PROBLEM DETAILS | Show every line in the records below that contains the word "from".

Recorded data:
==*==

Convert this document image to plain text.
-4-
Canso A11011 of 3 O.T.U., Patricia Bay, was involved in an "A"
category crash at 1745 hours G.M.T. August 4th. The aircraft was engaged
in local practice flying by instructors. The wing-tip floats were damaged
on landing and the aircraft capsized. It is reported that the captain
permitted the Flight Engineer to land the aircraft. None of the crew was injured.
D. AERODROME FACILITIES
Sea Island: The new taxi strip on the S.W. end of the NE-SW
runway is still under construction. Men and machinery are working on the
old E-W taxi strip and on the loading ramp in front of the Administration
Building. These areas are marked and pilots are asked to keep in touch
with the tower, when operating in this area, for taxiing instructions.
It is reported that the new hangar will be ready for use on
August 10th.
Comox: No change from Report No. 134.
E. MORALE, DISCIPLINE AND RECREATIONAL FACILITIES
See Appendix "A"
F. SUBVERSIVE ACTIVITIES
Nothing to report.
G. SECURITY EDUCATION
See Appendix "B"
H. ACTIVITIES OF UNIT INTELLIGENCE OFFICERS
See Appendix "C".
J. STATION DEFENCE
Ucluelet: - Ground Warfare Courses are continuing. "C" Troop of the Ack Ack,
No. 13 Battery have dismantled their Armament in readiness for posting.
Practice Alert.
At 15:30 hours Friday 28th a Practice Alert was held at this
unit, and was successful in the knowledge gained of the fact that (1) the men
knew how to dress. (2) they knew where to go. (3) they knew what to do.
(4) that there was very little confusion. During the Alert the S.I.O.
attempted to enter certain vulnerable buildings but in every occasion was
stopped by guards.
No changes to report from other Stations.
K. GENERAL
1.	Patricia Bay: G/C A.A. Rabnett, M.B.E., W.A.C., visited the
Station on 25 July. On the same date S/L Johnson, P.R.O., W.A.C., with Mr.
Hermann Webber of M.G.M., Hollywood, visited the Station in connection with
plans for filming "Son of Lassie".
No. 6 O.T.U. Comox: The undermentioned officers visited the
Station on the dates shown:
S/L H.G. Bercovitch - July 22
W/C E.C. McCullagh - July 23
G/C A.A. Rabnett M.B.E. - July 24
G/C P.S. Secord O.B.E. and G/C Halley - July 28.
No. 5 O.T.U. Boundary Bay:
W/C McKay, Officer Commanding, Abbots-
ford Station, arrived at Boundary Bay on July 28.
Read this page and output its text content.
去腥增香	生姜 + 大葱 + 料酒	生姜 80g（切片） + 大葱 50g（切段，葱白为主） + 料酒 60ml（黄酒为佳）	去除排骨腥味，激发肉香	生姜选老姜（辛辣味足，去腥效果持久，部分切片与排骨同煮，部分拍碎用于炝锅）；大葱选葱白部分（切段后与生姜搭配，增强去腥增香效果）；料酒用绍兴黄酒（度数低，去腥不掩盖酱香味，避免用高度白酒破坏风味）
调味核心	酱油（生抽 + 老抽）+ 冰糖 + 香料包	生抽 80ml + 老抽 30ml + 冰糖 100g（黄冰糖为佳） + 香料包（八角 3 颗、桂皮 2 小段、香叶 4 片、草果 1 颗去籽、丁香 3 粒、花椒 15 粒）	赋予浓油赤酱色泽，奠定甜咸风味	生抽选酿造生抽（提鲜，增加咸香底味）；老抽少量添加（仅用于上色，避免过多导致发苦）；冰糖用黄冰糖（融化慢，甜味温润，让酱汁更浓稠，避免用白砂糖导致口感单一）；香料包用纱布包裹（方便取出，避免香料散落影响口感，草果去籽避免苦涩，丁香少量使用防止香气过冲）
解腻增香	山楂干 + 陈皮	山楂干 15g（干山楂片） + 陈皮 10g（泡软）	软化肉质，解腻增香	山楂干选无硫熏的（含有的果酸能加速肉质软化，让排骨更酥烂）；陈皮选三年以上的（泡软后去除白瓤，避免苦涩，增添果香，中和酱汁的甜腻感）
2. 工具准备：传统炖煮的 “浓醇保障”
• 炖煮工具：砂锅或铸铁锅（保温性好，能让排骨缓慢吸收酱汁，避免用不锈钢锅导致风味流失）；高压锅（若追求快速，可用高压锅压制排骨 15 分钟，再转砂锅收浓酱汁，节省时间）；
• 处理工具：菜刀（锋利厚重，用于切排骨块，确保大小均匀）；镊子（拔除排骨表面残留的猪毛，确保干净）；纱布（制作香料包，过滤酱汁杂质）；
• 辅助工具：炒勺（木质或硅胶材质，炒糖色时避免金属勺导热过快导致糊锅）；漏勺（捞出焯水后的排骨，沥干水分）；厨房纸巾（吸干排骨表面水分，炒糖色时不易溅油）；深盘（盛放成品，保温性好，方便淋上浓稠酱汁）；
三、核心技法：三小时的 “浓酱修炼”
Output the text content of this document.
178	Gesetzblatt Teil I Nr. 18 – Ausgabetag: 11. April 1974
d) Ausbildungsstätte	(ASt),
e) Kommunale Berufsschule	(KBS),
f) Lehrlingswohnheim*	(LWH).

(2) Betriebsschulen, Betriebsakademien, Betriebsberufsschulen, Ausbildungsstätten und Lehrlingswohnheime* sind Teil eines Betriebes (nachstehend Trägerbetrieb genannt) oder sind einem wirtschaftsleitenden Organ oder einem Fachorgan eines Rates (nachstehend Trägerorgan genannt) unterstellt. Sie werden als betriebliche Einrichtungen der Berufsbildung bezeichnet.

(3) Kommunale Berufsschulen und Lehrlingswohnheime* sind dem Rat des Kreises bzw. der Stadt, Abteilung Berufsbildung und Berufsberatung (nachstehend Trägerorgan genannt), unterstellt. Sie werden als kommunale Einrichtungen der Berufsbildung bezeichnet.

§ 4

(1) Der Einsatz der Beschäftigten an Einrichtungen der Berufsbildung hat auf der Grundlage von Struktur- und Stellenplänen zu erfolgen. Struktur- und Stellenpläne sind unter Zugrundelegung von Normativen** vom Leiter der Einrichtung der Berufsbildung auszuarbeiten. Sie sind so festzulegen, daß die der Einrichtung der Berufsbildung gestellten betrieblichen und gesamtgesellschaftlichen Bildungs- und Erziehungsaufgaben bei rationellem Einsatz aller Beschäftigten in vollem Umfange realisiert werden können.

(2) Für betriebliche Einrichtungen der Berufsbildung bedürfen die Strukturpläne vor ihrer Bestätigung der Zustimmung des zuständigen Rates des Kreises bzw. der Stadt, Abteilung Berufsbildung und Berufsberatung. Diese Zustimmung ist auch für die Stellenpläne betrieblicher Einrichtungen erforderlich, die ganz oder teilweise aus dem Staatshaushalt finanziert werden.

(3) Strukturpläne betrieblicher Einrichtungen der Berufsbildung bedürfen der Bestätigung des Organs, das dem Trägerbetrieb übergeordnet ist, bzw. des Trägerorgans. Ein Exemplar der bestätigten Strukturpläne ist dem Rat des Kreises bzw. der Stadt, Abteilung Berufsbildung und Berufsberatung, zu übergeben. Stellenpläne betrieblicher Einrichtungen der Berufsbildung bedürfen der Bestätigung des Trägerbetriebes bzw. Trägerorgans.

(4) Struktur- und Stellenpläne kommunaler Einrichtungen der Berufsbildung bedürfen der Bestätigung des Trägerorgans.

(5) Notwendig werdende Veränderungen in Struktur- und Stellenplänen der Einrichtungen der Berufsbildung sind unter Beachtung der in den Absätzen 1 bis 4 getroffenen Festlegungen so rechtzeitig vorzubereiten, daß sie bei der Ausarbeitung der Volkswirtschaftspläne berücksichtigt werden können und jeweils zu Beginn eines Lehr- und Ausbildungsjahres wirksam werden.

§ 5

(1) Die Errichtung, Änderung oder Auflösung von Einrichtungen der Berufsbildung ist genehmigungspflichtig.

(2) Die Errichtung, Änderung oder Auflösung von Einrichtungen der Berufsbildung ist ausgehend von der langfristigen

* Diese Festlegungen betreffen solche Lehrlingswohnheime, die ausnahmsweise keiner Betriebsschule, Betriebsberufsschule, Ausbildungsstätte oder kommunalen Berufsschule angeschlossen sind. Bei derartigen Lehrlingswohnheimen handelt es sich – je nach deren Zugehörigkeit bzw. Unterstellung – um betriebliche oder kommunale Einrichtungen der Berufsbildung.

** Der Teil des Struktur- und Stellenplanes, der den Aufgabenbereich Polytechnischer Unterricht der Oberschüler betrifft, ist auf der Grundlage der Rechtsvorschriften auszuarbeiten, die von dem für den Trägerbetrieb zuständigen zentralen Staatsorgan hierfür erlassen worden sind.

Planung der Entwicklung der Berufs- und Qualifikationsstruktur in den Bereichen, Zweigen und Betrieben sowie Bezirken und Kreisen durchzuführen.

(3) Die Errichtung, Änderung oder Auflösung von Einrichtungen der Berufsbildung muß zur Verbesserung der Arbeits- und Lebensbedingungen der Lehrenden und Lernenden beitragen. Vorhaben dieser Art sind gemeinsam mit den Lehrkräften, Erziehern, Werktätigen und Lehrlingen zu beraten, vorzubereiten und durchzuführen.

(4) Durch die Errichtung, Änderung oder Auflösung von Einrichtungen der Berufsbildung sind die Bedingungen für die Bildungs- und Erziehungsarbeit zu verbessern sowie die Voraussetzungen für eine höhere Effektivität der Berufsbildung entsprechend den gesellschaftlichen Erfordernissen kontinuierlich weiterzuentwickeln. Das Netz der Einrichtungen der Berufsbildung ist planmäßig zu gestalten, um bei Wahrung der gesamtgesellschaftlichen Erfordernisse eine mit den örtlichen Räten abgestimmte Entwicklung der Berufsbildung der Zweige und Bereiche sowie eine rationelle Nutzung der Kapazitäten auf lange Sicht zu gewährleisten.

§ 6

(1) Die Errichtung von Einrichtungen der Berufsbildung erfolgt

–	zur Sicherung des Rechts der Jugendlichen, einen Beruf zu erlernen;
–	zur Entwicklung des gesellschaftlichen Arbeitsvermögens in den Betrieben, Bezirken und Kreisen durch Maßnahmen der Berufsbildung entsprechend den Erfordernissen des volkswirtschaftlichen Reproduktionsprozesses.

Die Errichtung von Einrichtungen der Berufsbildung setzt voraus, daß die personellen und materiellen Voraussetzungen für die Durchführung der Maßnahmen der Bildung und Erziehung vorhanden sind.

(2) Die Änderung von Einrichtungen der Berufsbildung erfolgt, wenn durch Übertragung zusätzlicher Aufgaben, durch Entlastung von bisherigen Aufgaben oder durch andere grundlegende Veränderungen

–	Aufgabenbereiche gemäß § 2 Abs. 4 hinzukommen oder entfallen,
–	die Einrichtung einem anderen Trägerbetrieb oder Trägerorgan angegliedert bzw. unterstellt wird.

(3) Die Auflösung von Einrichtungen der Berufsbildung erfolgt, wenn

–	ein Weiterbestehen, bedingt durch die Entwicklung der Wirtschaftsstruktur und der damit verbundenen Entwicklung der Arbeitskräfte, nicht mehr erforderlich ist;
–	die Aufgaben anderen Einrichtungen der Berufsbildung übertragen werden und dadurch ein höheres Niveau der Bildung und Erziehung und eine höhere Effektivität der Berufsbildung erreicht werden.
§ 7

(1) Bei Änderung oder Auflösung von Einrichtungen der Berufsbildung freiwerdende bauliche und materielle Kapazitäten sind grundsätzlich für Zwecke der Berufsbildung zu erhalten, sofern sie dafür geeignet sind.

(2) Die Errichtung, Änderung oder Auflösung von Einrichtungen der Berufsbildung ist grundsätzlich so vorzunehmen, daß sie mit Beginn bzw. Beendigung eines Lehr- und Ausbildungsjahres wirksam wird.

==*==

ANSWER IN FULL |
Comox: No change from Report No. 134.
No changes to report from other Stations.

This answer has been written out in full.